What this task involves:
Scan the listing below. Report each line that includes "title".

— Begin Data provided —

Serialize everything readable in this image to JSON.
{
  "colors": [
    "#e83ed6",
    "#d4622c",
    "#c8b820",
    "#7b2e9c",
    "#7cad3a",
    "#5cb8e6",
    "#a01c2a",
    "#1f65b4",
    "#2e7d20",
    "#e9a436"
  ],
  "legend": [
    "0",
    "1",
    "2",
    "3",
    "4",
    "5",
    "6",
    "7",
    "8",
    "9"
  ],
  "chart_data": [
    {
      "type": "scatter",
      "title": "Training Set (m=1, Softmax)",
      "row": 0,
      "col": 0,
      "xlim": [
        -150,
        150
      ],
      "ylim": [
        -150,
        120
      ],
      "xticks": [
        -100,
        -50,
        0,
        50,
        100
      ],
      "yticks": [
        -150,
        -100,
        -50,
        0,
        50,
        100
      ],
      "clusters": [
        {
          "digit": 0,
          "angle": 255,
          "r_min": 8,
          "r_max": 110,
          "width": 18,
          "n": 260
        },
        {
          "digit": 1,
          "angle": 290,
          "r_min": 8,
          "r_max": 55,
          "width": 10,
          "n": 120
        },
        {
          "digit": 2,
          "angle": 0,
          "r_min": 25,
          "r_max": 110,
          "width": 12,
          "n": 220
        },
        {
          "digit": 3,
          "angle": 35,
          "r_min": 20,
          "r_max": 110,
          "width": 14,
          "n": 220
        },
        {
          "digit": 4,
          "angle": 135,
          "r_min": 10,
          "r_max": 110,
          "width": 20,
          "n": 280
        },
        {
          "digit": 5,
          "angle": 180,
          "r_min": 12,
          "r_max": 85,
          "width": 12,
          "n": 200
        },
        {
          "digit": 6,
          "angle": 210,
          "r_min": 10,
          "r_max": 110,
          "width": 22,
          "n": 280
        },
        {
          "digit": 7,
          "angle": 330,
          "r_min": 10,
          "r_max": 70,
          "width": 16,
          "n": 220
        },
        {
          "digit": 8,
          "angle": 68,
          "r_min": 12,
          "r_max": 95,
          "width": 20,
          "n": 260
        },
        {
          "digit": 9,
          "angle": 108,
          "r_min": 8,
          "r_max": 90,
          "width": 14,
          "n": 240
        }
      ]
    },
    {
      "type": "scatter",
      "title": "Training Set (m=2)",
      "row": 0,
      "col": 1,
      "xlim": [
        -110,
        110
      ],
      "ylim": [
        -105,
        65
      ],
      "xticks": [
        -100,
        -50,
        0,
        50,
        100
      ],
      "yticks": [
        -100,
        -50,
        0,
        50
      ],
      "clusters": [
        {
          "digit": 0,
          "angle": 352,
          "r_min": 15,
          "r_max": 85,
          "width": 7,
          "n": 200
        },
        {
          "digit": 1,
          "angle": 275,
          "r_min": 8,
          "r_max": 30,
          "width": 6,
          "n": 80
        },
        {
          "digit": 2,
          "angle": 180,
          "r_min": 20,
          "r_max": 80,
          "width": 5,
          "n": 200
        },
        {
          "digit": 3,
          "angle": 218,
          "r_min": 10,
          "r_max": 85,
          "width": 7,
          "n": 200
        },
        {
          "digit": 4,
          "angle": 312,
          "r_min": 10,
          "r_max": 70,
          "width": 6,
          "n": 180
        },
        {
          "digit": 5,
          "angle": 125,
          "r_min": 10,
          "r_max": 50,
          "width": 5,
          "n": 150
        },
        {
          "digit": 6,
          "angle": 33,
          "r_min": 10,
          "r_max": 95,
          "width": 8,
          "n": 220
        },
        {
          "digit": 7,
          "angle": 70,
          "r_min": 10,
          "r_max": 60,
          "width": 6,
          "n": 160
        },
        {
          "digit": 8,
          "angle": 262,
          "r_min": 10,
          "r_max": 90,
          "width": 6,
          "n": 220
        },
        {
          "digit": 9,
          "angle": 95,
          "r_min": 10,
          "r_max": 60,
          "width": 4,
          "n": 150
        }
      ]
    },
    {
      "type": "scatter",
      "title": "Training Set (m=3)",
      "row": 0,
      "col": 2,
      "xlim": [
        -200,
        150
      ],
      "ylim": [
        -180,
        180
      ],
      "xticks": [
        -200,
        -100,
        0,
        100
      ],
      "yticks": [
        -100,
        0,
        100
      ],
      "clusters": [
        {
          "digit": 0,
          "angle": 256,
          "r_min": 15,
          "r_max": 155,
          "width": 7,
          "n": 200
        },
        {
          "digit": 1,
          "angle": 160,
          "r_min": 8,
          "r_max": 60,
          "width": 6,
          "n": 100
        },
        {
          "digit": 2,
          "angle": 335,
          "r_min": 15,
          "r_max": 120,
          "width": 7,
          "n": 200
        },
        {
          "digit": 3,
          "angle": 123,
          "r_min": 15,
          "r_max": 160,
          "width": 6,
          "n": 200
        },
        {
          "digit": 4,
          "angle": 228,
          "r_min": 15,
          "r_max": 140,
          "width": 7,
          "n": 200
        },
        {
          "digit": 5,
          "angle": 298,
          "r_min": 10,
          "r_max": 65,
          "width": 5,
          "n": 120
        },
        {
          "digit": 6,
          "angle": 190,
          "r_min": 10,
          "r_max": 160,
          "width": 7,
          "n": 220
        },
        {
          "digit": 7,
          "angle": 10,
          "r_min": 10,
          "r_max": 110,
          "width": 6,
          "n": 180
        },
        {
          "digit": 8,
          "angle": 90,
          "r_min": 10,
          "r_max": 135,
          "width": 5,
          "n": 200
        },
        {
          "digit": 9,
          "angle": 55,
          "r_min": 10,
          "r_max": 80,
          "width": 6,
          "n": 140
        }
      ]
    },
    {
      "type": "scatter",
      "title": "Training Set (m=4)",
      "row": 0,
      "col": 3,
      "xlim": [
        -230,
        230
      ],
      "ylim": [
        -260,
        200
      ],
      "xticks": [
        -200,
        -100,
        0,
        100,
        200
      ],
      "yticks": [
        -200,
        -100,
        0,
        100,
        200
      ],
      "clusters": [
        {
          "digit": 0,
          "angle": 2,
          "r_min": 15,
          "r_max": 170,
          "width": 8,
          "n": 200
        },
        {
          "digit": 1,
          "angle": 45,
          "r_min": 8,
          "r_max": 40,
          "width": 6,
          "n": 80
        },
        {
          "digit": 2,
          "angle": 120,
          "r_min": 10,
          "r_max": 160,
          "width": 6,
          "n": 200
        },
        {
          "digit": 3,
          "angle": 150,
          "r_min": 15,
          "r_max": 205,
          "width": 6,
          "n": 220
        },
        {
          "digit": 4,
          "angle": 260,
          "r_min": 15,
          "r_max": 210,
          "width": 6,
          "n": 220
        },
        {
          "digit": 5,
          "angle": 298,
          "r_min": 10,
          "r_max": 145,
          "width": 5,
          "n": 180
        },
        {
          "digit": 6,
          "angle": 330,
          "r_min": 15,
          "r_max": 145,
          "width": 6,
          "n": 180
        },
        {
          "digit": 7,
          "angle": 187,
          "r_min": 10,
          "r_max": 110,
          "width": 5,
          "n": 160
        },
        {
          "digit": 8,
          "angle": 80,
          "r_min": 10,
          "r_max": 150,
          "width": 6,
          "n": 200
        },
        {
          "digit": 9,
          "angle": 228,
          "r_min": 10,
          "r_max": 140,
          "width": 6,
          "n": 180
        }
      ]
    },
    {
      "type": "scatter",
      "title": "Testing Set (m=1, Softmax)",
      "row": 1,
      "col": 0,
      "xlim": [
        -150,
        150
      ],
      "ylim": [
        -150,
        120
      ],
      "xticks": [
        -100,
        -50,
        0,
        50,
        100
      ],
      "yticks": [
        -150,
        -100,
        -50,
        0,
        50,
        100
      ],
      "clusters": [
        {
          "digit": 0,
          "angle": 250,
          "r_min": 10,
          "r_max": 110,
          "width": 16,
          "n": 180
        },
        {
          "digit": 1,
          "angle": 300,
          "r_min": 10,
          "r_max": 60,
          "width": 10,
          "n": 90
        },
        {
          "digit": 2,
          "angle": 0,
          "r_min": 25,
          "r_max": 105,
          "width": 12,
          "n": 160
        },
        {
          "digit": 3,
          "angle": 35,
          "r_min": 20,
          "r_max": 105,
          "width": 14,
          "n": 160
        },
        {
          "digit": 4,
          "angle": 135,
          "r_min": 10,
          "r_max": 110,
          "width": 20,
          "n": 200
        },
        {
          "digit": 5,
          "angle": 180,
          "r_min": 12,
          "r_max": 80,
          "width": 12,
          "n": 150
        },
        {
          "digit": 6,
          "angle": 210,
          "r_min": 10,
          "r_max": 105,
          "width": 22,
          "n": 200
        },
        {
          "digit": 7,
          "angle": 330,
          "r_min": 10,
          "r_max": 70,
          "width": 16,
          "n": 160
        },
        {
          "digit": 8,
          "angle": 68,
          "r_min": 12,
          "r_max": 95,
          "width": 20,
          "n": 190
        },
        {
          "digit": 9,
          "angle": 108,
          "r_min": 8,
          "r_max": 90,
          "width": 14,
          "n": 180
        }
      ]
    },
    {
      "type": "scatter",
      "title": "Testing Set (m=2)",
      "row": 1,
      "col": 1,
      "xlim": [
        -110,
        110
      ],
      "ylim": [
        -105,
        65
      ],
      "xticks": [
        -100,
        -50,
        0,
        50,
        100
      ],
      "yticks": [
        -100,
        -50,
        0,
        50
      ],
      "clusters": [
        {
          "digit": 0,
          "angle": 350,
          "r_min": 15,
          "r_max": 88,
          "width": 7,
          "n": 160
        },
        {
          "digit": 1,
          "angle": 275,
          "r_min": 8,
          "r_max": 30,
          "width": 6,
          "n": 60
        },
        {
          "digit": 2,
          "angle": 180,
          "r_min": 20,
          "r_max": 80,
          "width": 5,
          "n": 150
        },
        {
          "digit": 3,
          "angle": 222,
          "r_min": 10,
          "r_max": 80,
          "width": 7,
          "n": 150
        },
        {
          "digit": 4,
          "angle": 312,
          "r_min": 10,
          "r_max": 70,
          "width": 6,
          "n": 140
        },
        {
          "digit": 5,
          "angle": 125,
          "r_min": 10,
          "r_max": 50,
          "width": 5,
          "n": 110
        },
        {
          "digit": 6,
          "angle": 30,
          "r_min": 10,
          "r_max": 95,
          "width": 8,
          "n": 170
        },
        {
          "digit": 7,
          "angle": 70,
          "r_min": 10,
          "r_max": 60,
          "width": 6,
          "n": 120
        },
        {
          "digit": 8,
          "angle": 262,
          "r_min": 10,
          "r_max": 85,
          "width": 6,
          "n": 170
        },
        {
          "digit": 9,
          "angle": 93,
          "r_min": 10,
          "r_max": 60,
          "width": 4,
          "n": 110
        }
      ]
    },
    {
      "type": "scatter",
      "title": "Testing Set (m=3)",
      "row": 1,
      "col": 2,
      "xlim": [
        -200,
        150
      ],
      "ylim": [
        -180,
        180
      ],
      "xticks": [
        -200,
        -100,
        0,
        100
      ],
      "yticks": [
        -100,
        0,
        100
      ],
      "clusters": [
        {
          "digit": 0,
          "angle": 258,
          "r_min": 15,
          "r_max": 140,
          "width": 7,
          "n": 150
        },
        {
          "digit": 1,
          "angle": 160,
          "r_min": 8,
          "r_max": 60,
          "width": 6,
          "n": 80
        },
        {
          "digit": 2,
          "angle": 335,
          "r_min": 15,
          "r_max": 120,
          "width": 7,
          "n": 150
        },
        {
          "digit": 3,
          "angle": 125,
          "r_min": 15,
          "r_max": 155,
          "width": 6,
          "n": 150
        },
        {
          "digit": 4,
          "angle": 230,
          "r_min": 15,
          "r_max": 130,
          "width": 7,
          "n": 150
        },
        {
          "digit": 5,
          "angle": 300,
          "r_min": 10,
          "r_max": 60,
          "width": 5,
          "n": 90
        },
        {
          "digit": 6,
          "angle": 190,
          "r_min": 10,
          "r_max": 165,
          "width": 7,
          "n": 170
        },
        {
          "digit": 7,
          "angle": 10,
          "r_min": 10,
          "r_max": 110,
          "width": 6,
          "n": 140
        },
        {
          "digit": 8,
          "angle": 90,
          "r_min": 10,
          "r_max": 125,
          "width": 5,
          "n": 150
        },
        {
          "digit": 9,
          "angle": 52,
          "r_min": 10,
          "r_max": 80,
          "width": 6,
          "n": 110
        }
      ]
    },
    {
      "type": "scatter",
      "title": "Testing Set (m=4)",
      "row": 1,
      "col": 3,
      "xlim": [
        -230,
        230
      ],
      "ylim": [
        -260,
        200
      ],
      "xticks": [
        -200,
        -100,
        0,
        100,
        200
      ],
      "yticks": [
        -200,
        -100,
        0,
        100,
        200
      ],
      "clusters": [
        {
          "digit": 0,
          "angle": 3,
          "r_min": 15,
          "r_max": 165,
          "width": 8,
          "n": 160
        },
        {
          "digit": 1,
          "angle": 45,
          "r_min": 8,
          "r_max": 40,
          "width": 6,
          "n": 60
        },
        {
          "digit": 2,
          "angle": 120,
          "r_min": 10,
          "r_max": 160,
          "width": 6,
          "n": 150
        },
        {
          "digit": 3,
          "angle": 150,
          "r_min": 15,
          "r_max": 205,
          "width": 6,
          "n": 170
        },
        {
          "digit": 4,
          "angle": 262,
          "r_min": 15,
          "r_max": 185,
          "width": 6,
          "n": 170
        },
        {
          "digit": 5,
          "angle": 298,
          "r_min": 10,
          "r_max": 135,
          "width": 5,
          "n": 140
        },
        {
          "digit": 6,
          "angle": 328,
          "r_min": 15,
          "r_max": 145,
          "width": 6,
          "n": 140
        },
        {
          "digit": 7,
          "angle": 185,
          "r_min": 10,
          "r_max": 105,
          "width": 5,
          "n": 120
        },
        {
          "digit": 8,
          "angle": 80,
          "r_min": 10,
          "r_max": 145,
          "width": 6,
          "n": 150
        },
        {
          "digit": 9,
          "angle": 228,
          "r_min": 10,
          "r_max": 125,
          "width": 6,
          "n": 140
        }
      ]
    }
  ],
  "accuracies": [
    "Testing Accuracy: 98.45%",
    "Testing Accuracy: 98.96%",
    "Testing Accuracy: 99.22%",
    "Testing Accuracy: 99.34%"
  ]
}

— End Data provided —

Worked solution:
      "title": "Training Set (m=1, Softmax)",
      "title": "Training Set (m=2)",
      "title": "Training Set (m=3)",
      "title": "Training Set (m=4)",
      "title": "Testing Set (m=1, Softmax)",
      "title": "Testing Set (m=2)",
      "title": "Testing Set (m=3)",
      "title": "Testing Set (m=4)",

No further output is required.